PROBLEM: Transcribe the whole listing below without changing a word, but leave out every image.

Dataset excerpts
────────────────────
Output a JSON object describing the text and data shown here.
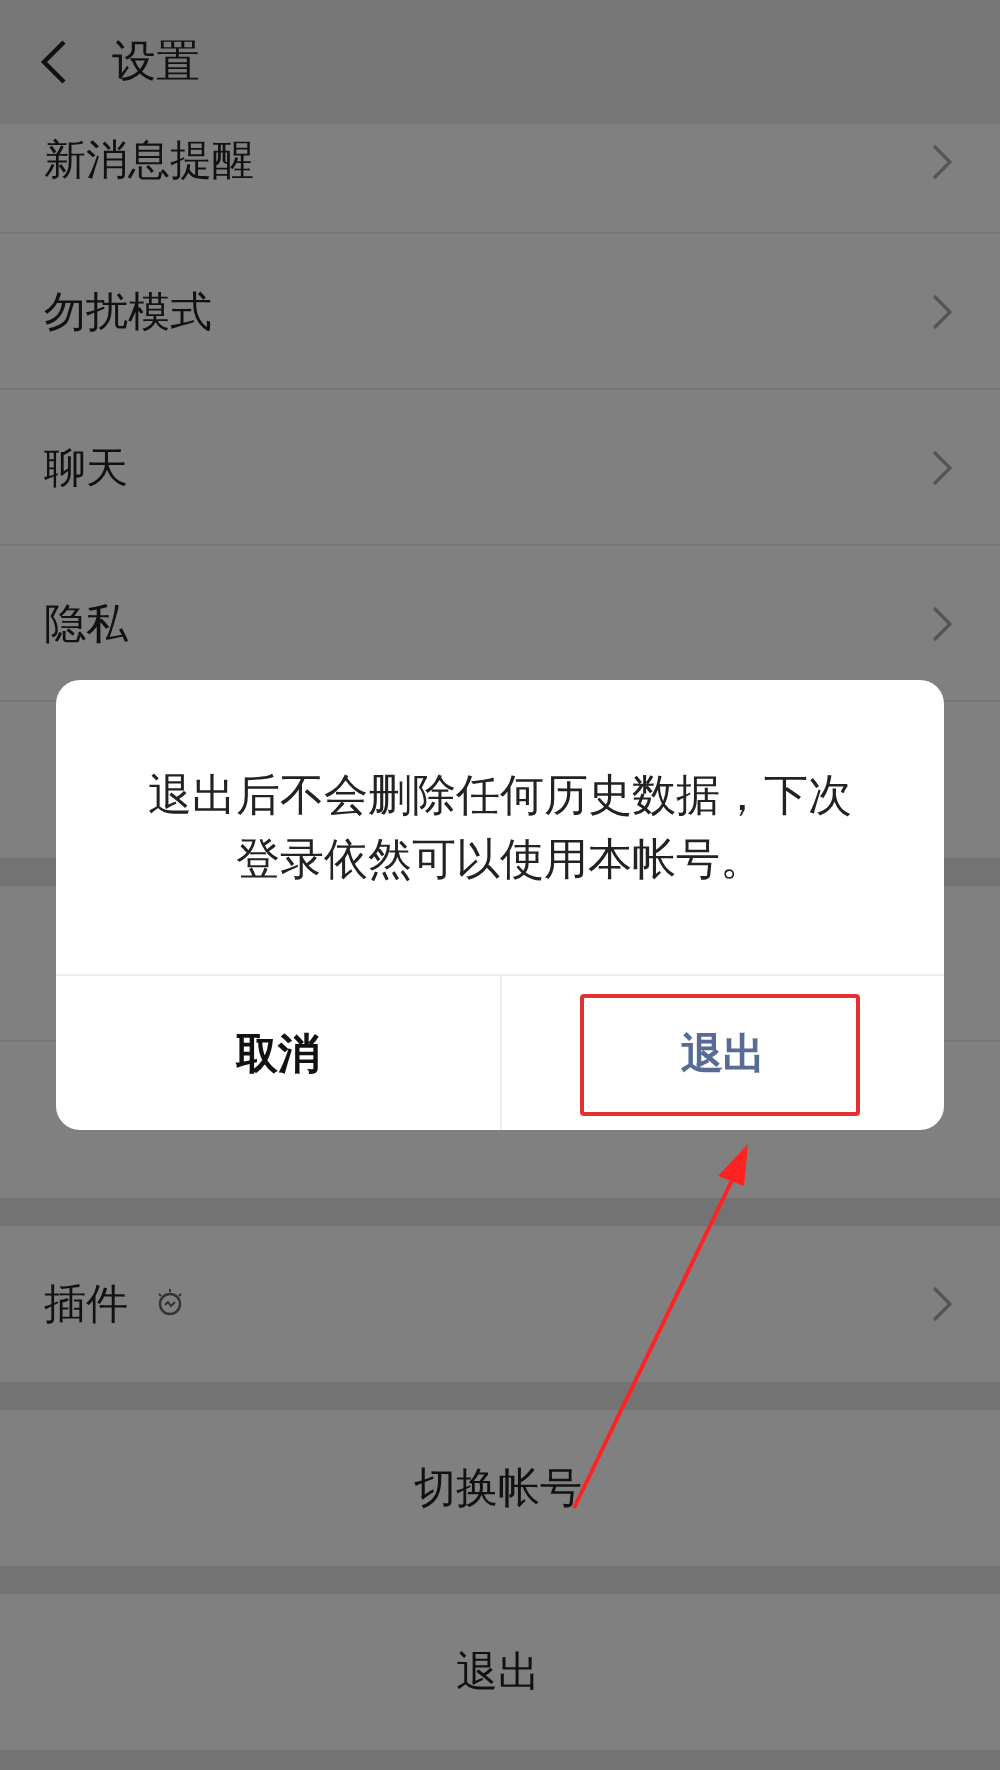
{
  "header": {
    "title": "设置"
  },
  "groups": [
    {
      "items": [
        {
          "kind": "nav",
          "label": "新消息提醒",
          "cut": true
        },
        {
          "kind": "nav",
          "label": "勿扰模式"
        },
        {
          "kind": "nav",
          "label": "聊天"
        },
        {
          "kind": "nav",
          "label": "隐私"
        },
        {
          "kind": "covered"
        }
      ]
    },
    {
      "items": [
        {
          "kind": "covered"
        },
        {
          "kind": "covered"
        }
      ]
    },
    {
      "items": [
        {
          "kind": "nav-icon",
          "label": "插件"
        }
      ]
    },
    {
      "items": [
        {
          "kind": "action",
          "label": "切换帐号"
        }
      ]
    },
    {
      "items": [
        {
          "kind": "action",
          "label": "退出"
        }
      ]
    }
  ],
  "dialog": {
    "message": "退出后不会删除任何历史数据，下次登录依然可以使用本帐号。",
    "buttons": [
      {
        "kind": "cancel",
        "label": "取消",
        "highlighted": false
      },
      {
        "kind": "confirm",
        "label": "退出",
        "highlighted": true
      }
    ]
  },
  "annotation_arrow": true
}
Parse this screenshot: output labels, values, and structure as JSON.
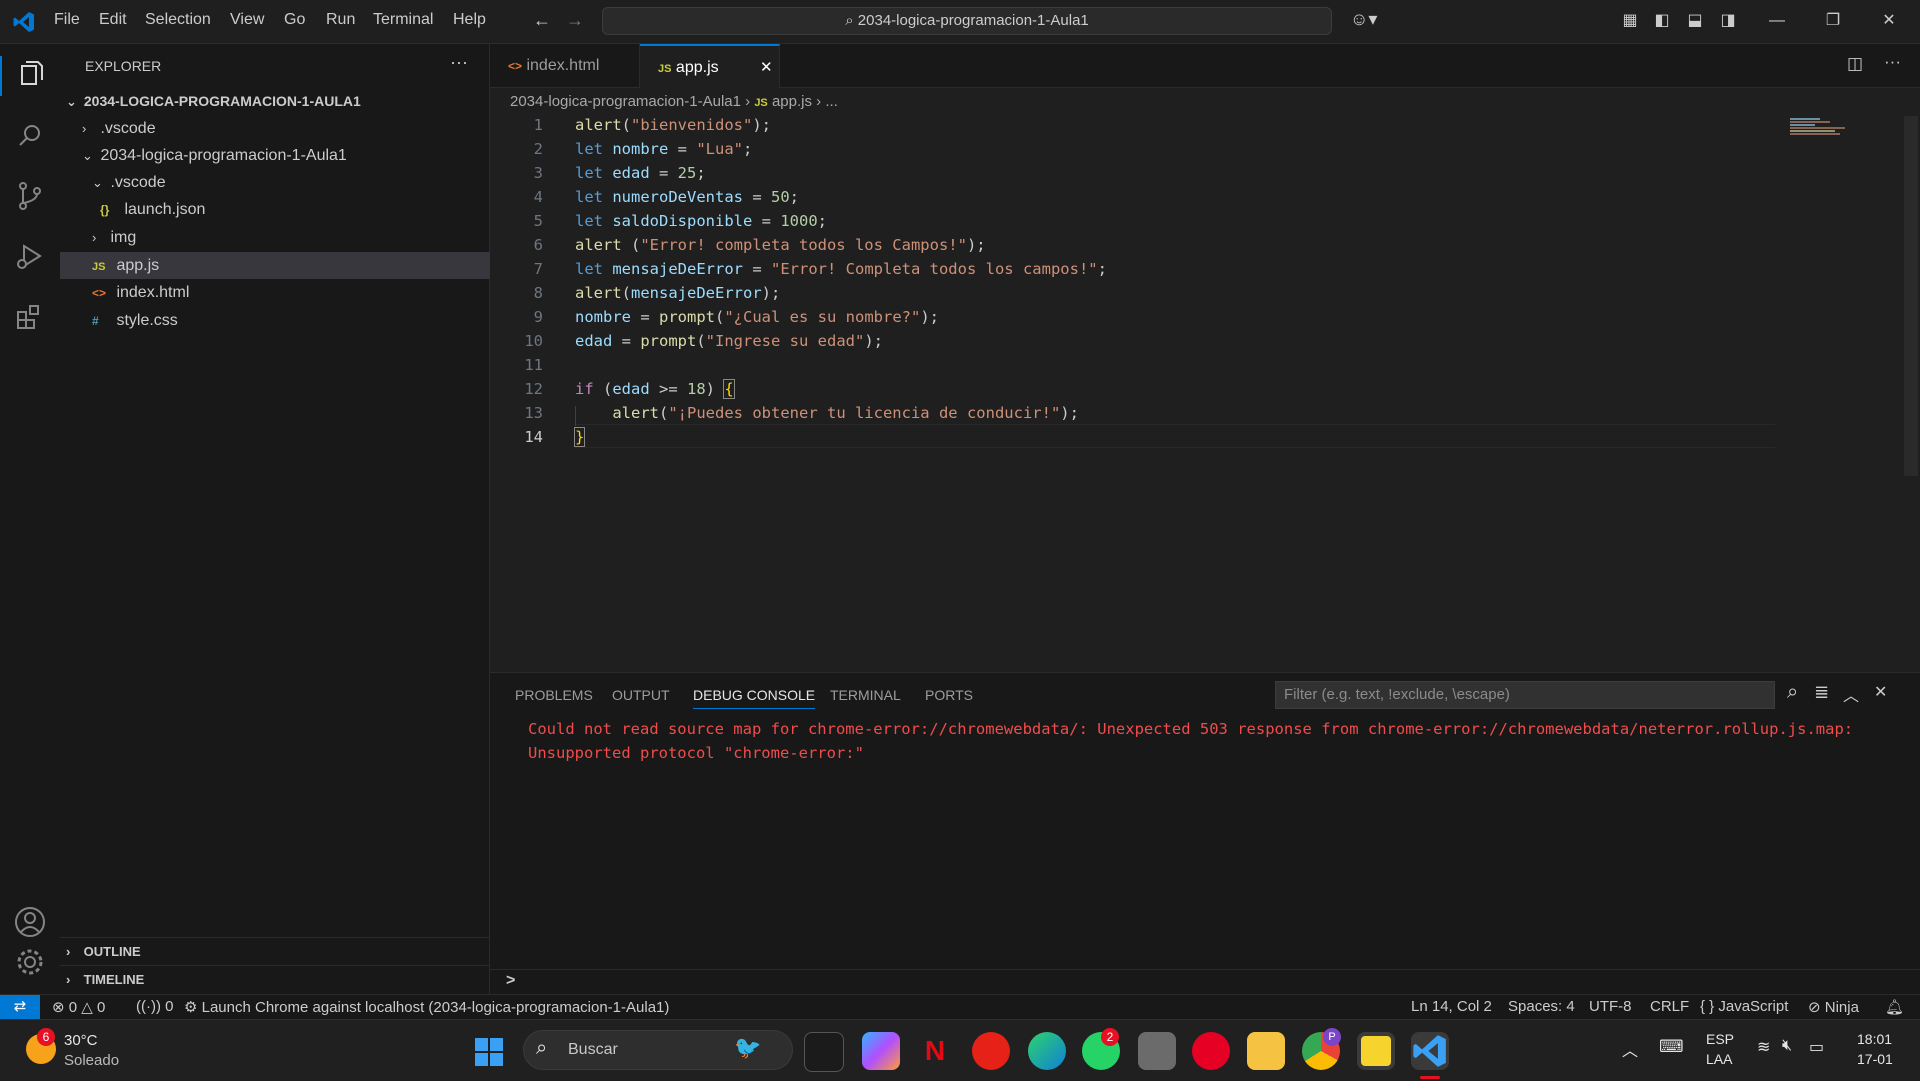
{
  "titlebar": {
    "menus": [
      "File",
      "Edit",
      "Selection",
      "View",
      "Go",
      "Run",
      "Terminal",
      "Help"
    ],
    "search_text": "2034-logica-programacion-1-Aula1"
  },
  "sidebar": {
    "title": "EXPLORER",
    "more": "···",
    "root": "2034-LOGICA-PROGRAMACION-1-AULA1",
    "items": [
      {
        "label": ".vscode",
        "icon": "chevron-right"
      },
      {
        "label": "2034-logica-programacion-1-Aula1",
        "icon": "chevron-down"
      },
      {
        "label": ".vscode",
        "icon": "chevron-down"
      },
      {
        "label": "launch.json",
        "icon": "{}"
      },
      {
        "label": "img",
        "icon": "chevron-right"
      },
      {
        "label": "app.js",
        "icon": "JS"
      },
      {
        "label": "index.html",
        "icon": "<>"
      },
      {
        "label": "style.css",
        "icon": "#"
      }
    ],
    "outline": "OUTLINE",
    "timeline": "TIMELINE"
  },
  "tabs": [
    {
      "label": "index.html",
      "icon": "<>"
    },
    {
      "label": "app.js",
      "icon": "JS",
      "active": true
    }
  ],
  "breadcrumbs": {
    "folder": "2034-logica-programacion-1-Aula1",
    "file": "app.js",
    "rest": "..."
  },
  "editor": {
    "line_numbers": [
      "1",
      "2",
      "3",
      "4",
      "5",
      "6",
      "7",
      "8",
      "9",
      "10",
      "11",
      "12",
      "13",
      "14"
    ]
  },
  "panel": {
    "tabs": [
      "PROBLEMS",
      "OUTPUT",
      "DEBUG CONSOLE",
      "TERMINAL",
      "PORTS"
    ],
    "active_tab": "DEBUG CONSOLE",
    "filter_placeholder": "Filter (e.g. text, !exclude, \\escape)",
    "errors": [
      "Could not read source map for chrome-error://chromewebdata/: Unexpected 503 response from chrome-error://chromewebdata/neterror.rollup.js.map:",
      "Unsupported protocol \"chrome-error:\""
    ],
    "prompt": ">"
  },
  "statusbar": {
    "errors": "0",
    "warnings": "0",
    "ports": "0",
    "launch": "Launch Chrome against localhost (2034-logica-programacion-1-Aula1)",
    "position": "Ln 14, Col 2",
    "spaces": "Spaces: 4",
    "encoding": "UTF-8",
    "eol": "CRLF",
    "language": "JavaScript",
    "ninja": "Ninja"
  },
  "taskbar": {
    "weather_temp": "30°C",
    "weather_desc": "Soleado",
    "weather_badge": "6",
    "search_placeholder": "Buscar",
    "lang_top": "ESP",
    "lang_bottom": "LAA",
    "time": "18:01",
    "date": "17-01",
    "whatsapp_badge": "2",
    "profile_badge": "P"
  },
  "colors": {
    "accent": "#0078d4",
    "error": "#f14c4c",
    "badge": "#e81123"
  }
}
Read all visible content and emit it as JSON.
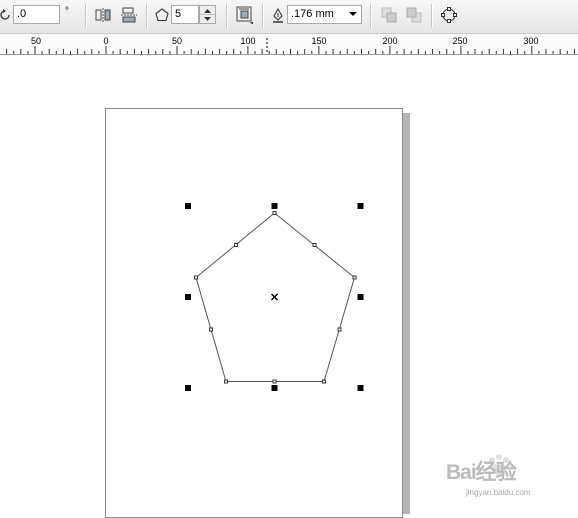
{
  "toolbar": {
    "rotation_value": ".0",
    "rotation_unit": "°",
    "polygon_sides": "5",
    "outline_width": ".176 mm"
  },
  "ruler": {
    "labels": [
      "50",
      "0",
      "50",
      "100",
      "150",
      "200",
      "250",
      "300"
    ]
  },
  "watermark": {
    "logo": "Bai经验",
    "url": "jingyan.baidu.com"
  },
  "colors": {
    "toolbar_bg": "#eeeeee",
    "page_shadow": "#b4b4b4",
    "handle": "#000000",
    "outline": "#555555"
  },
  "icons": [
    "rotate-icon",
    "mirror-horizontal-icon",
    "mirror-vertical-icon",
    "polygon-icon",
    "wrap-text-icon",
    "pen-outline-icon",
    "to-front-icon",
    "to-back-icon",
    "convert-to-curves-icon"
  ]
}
────────────────────
ANSWER FOR THE TASK:
Output a JSON object describing the text and data shown here.
{
  "header": {
    "title": "设置"
  },
  "groups": [
    {
      "items": [
        {
          "kind": "nav",
          "label": "新消息提醒",
          "cut": true
        },
        {
          "kind": "nav",
          "label": "勿扰模式"
        },
        {
          "kind": "nav",
          "label": "聊天"
        },
        {
          "kind": "nav",
          "label": "隐私"
        },
        {
          "kind": "covered"
        }
      ]
    },
    {
      "items": [
        {
          "kind": "covered"
        },
        {
          "kind": "covered"
        }
      ]
    },
    {
      "items": [
        {
          "kind": "nav-icon",
          "label": "插件"
        }
      ]
    },
    {
      "items": [
        {
          "kind": "action",
          "label": "切换帐号"
        }
      ]
    },
    {
      "items": [
        {
          "kind": "action",
          "label": "退出"
        }
      ]
    }
  ],
  "dialog": {
    "message": "退出后不会删除任何历史数据，下次登录依然可以使用本帐号。",
    "buttons": [
      {
        "kind": "cancel",
        "label": "取消",
        "highlighted": false
      },
      {
        "kind": "confirm",
        "label": "退出",
        "highlighted": true
      }
    ]
  },
  "annotation_arrow": true
}
Parse this screenshot: output labels, values, and structure as JSON.
{
  "titlebar": {
    "menus": [
      "File",
      "Edit",
      "Selection",
      "View",
      "Go",
      "Run",
      "Terminal",
      "Help"
    ],
    "search_text": "2034-logica-programacion-1-Aula1"
  },
  "sidebar": {
    "title": "EXPLORER",
    "more": "···",
    "root": "2034-LOGICA-PROGRAMACION-1-AULA1",
    "items": [
      {
        "label": ".vscode",
        "icon": "chevron-right"
      },
      {
        "label": "2034-logica-programacion-1-Aula1",
        "icon": "chevron-down"
      },
      {
        "label": ".vscode",
        "icon": "chevron-down"
      },
      {
        "label": "launch.json",
        "icon": "{}"
      },
      {
        "label": "img",
        "icon": "chevron-right"
      },
      {
        "label": "app.js",
        "icon": "JS"
      },
      {
        "label": "index.html",
        "icon": "<>"
      },
      {
        "label": "style.css",
        "icon": "#"
      }
    ],
    "outline": "OUTLINE",
    "timeline": "TIMELINE"
  },
  "tabs": [
    {
      "label": "index.html",
      "icon": "<>"
    },
    {
      "label": "app.js",
      "icon": "JS",
      "active": true
    }
  ],
  "breadcrumbs": {
    "folder": "2034-logica-programacion-1-Aula1",
    "file": "app.js",
    "rest": "..."
  },
  "editor": {
    "line_numbers": [
      "1",
      "2",
      "3",
      "4",
      "5",
      "6",
      "7",
      "8",
      "9",
      "10",
      "11",
      "12",
      "13",
      "14"
    ]
  },
  "panel": {
    "tabs": [
      "PROBLEMS",
      "OUTPUT",
      "DEBUG CONSOLE",
      "TERMINAL",
      "PORTS"
    ],
    "active_tab": "DEBUG CONSOLE",
    "filter_placeholder": "Filter (e.g. text, !exclude, \\escape)",
    "errors": [
      "Could not read source map for chrome-error://chromewebdata/: Unexpected 503 response from chrome-error://chromewebdata/neterror.rollup.js.map:",
      "Unsupported protocol \"chrome-error:\""
    ],
    "prompt": ">"
  },
  "statusbar": {
    "errors": "0",
    "warnings": "0",
    "ports": "0",
    "launch": "Launch Chrome against localhost (2034-logica-programacion-1-Aula1)",
    "position": "Ln 14, Col 2",
    "spaces": "Spaces: 4",
    "encoding": "UTF-8",
    "eol": "CRLF",
    "language": "JavaScript",
    "ninja": "Ninja"
  },
  "taskbar": {
    "weather_temp": "30°C",
    "weather_desc": "Soleado",
    "weather_badge": "6",
    "search_placeholder": "Buscar",
    "lang_top": "ESP",
    "lang_bottom": "LAA",
    "time": "18:01",
    "date": "17-01",
    "whatsapp_badge": "2",
    "profile_badge": "P"
  },
  "colors": {
    "accent": "#0078d4",
    "error": "#f14c4c",
    "badge": "#e81123"
  }
}
Read all visible content and emit it as JSON.
{
  "toolbar": {
    "rotation_value": ".0",
    "rotation_unit": "°",
    "polygon_sides": "5",
    "outline_width": ".176 mm"
  },
  "ruler": {
    "labels": [
      "50",
      "0",
      "50",
      "100",
      "150",
      "200",
      "250",
      "300"
    ]
  },
  "watermark": {
    "logo": "Bai经验",
    "url": "jingyan.baidu.com"
  },
  "colors": {
    "toolbar_bg": "#eeeeee",
    "page_shadow": "#b4b4b4",
    "handle": "#000000",
    "outline": "#555555"
  },
  "icons": [
    "rotate-icon",
    "mirror-horizontal-icon",
    "mirror-vertical-icon",
    "polygon-icon",
    "wrap-text-icon",
    "pen-outline-icon",
    "to-front-icon",
    "to-back-icon",
    "convert-to-curves-icon"
  ]
}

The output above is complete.